___ Exercise materials
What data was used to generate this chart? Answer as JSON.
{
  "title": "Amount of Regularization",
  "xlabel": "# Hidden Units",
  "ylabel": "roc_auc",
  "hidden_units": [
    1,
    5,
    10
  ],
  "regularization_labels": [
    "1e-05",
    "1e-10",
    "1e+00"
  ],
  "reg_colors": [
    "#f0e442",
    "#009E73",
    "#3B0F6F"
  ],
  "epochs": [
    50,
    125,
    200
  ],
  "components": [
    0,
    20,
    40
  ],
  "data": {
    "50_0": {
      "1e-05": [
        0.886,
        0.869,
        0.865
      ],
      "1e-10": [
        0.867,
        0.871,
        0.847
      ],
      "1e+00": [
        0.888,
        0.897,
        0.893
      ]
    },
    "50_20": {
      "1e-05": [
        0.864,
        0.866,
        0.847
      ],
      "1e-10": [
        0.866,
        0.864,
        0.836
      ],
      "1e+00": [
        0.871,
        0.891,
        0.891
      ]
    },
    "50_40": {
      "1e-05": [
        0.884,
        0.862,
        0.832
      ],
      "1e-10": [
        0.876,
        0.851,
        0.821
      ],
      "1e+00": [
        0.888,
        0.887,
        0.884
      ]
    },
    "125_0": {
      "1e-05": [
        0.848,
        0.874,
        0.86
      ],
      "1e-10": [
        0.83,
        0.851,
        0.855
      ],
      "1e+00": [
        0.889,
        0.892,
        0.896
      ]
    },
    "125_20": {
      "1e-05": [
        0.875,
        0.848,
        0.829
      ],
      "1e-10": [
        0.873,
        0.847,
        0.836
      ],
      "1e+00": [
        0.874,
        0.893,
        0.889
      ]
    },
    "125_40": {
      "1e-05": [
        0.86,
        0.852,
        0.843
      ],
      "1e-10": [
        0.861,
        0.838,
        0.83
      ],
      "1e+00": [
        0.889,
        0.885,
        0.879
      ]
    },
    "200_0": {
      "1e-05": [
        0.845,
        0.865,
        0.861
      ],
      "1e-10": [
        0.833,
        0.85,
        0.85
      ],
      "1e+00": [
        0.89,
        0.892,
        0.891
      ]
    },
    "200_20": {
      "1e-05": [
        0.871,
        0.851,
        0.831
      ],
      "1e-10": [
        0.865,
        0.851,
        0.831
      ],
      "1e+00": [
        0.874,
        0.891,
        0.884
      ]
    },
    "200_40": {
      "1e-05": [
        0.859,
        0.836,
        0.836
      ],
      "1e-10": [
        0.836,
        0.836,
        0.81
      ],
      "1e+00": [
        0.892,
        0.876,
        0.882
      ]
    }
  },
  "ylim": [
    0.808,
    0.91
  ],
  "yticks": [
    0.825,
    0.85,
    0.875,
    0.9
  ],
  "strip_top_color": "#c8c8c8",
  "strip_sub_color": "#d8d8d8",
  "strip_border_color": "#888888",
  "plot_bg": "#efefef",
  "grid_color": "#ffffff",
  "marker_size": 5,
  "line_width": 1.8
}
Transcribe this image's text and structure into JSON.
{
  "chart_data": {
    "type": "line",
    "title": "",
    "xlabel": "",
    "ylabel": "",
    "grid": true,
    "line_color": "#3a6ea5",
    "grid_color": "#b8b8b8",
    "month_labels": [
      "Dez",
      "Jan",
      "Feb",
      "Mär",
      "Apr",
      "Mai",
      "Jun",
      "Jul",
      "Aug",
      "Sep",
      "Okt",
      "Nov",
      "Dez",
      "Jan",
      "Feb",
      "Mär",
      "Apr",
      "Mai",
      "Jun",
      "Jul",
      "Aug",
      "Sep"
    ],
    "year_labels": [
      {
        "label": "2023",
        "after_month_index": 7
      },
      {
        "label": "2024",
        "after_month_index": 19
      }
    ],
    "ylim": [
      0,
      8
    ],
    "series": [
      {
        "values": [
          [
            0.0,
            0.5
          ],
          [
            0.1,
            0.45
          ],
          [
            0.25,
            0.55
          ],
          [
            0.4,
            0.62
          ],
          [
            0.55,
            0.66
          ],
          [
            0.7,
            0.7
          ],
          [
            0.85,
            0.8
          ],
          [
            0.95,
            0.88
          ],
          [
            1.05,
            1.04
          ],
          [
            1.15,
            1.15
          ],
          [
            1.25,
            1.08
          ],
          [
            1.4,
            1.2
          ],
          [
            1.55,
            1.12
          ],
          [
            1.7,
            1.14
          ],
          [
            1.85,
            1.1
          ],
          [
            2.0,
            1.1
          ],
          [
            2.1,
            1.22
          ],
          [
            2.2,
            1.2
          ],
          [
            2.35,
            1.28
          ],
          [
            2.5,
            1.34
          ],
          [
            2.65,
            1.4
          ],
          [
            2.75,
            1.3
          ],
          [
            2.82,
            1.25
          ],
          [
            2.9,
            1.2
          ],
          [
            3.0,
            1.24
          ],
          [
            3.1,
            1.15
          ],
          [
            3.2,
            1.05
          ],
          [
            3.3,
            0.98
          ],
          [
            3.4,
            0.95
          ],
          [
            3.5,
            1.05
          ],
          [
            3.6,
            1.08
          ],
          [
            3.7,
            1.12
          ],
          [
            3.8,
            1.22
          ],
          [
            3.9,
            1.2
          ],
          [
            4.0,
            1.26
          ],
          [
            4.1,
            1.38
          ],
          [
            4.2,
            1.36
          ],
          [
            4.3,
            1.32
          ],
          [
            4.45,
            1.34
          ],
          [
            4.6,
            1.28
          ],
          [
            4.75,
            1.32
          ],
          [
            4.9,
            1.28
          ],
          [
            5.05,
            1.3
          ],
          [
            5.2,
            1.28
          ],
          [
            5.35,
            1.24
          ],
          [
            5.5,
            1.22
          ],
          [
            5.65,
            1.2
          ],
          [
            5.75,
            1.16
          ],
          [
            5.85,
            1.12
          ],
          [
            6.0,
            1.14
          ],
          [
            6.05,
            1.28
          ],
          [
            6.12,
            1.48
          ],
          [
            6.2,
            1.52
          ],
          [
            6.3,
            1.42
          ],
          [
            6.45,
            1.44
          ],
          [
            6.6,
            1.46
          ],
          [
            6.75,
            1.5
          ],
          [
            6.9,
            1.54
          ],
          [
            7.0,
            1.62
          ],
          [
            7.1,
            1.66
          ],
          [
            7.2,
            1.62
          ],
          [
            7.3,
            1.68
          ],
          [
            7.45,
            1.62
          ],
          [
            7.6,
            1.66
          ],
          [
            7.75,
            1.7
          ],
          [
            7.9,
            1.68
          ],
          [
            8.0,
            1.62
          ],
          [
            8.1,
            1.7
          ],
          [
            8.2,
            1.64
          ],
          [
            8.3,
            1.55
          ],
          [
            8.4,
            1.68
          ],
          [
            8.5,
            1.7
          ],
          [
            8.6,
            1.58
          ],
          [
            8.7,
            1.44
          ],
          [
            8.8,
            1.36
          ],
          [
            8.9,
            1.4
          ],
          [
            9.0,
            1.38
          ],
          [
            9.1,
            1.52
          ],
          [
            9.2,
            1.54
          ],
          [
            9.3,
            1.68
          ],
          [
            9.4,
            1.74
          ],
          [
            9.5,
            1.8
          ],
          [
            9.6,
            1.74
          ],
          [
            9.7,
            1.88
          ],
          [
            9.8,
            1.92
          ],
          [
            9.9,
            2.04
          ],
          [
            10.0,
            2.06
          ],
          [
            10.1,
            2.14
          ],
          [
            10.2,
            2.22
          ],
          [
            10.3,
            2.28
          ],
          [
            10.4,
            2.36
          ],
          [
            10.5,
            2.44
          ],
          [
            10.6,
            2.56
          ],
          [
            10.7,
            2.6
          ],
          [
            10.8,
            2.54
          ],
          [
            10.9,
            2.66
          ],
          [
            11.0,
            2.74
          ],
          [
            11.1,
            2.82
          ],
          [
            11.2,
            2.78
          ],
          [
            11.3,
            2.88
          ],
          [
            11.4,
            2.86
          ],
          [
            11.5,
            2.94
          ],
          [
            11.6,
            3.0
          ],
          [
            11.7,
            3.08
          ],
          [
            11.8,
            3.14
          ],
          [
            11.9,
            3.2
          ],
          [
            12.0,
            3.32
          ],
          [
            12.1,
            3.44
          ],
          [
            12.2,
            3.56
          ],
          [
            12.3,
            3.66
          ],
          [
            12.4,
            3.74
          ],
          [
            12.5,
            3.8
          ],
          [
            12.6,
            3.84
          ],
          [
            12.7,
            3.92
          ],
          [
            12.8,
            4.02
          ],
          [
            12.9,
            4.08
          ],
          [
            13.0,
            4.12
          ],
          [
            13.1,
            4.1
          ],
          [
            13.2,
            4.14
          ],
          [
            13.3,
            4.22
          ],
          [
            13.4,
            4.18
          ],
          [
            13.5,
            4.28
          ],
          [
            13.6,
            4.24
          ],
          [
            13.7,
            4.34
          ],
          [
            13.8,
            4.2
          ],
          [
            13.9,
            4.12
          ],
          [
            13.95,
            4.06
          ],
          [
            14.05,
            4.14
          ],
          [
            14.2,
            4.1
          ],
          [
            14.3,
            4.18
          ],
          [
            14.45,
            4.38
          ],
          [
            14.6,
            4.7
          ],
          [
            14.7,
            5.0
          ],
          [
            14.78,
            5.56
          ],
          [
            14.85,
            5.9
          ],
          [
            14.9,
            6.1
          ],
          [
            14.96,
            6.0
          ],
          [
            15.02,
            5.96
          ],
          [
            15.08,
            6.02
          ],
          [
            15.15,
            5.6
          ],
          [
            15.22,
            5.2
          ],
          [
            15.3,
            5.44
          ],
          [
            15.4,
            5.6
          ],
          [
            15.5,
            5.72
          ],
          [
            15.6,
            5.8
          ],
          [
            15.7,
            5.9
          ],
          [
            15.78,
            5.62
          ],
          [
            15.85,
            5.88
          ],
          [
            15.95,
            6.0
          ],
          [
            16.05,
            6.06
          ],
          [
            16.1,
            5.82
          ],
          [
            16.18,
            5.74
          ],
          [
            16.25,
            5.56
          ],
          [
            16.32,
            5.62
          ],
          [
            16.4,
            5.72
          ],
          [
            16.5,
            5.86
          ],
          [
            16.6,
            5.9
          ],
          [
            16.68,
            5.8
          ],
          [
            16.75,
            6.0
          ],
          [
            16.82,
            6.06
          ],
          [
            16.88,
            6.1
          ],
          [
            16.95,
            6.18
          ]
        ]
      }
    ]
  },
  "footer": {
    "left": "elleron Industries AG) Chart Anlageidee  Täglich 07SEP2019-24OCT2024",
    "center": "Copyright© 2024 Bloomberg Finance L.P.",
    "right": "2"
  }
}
______
▶ _What you will do_: In the entries above, count each line holding "this" and report the total and nothing more.

▶ _Correct response_: 2